◆ Work to do: Output each line exactly as it appears, skipping any embedded picture.

————

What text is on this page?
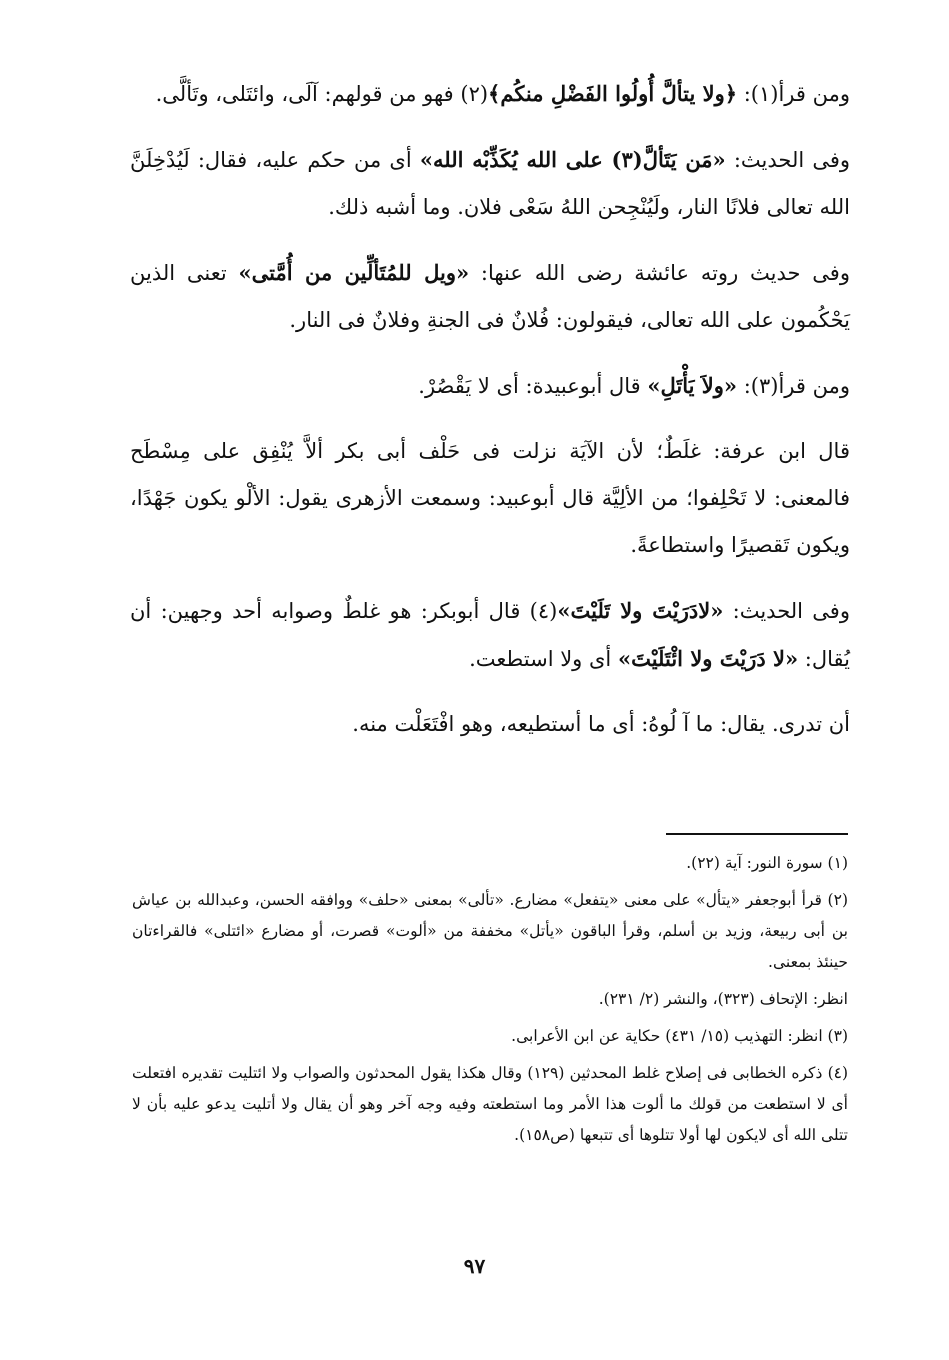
ومن قرأ(١): ﴿ولا يتألَّ أُولُوا الفَضْلِ منكُم﴾(٢) فهو من قولهم: آلَى، وائتَلى، وتَألَّى.

وفى الحديث: «مَن يَتَألَّ(٣) على الله يُكَذِّبْه الله» أى من حكم عليه، فقال: لَيُدْخِلَنَّ الله تعالى فلانًا النار، ولَيُنْجِحن اللهُ سَعْى فلان. وما أشبه ذلك.

وفى حديث روته عائشة رضى الله عنها: «ويل للمُتَألِّين من أُمَّتى» تعنى الذين يَحْكُمون على الله تعالى، فيقولون: فُلانٌ فى الجنةِ وفلانٌ فى النار.

ومن قرأ(٣): «ولاَ يَأْتَلِ» قال أبوعبيدة: أى لا يَقْصُرْ.

قال ابن عرفة: غلَطٌ؛ لأن الآيَة نزلت فى حَلْف أبى بكر ألاَّ يُنْفِق على مِسْطَح فالمعنى: لا تَحْلِفوا؛ من الألِيَّة قال أبوعبيد: وسمعت الأزهرى يقول: الألْو يكون جَهْدًا، ويكون تَقصيرًا واستطاعةً.

وفى الحديث: «لادَرَيْتَ ولا تَلَيْتَ»(٤) قال أبوبكر: هو غلطٌ وصوابه أحد وجهين: أن يُقال: «لا دَرَيْتَ ولا ائْتَلَيْتَ» أى ولا استطعت.

أن تدرى. يقال: ما آ لُوهُ: أى ما أستطيعه، وهو افْتَعَلْت منه.

(١) سورة النور: آية (٢٢).

(٢) قرأ أبوجعفر «يتأل» على معنى «يتفعل» مضارع. «تألى» بمعنى «حلف» ووافقه الحسن، وعبدالله بن عياش بن أبى ربيعة، وزيد بن أسلم، وقرأ الباقون «يأتل» مخففة من «ألوت» قصرت، أو مضارع «ائتلى» فالقراءتان حينئذ بمعنى.

انظر: الإتحاف (٣٢٣)، والنشر (٢/ ٢٣١).

(٣) انظر: التهذيب (١٥/ ٤٣١) حكاية عن ابن الأعرابى.

(٤) ذكره الخطابى فى إصلاح غلط المحدثين (١٢٩) وقال هكذا يقول المحدثون والصواب ولا ائتليت تقديره افتعلت أى لا استطعت من قولك ما ألوت هذا الأمر وما استطعته وفيه وجه آخر وهو أن يقال ولا أتليت يدعو عليه بأن لا تتلى الله أى لايكون لها أولا تتلوها أى تتبعها (ص١٥٨).

٩٧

————

◆ Result of this task:
What text is on this page?
ومن قرأ(١): ﴿ولا يتألَّ أُولُوا الفَضْلِ منكُم﴾(٢) فهو من قولهم: آلَى، وائتَلى، وتَألَّى.

وفى الحديث: «مَن يَتَألَّ(٣) على الله يُكَذِّبْه الله» أى من حكم عليه، فقال: لَيُدْخِلَنَّ الله تعالى فلانًا النار، ولَيُنْجِحن اللهُ سَعْى فلان. وما أشبه ذلك.

وفى حديث روته عائشة رضى الله عنها: «ويل للمُتَألِّين من أُمَّتى» تعنى الذين يَحْكُمون على الله تعالى، فيقولون: فُلانٌ فى الجنةِ وفلانٌ فى النار.

ومن قرأ(٣): «ولاَ يَأْتَلِ» قال أبوعبيدة: أى لا يَقْصُرْ.

قال ابن عرفة: غلَطٌ؛ لأن الآيَة نزلت فى حَلْف أبى بكر ألاَّ يُنْفِق على مِسْطَح فالمعنى: لا تَحْلِفوا؛ من الألِيَّة قال أبوعبيد: وسمعت الأزهرى يقول: الألْو يكون جَهْدًا، ويكون تَقصيرًا واستطاعةً.

وفى الحديث: «لادَرَيْتَ ولا تَلَيْتَ»(٤) قال أبوبكر: هو غلطٌ وصوابه أحد وجهين: أن يُقال: «لا دَرَيْتَ ولا ائْتَلَيْتَ» أى ولا استطعت.

أن تدرى. يقال: ما آ لُوهُ: أى ما أستطيعه، وهو افْتَعَلْت منه.

(١) سورة النور: آية (٢٢).

(٢) قرأ أبوجعفر «يتأل» على معنى «يتفعل» مضارع. «تألى» بمعنى «حلف» ووافقه الحسن، وعبدالله بن عياش بن أبى ربيعة، وزيد بن أسلم، وقرأ الباقون «يأتل» مخففة من «ألوت» قصرت، أو مضارع «ائتلى» فالقراءتان حينئذ بمعنى.

انظر: الإتحاف (٣٢٣)، والنشر (٢/ ٢٣١).

(٣) انظر: التهذيب (١٥/ ٤٣١) حكاية عن ابن الأعرابى.

(٤) ذكره الخطابى فى إصلاح غلط المحدثين (١٢٩) وقال هكذا يقول المحدثون والصواب ولا ائتليت تقديره افتعلت أى لا استطعت من قولك ما ألوت هذا الأمر وما استطعته وفيه وجه آخر وهو أن يقال ولا أتليت يدعو عليه بأن لا تتلى الله أى لايكون لها أولا تتلوها أى تتبعها (ص١٥٨).

٩٧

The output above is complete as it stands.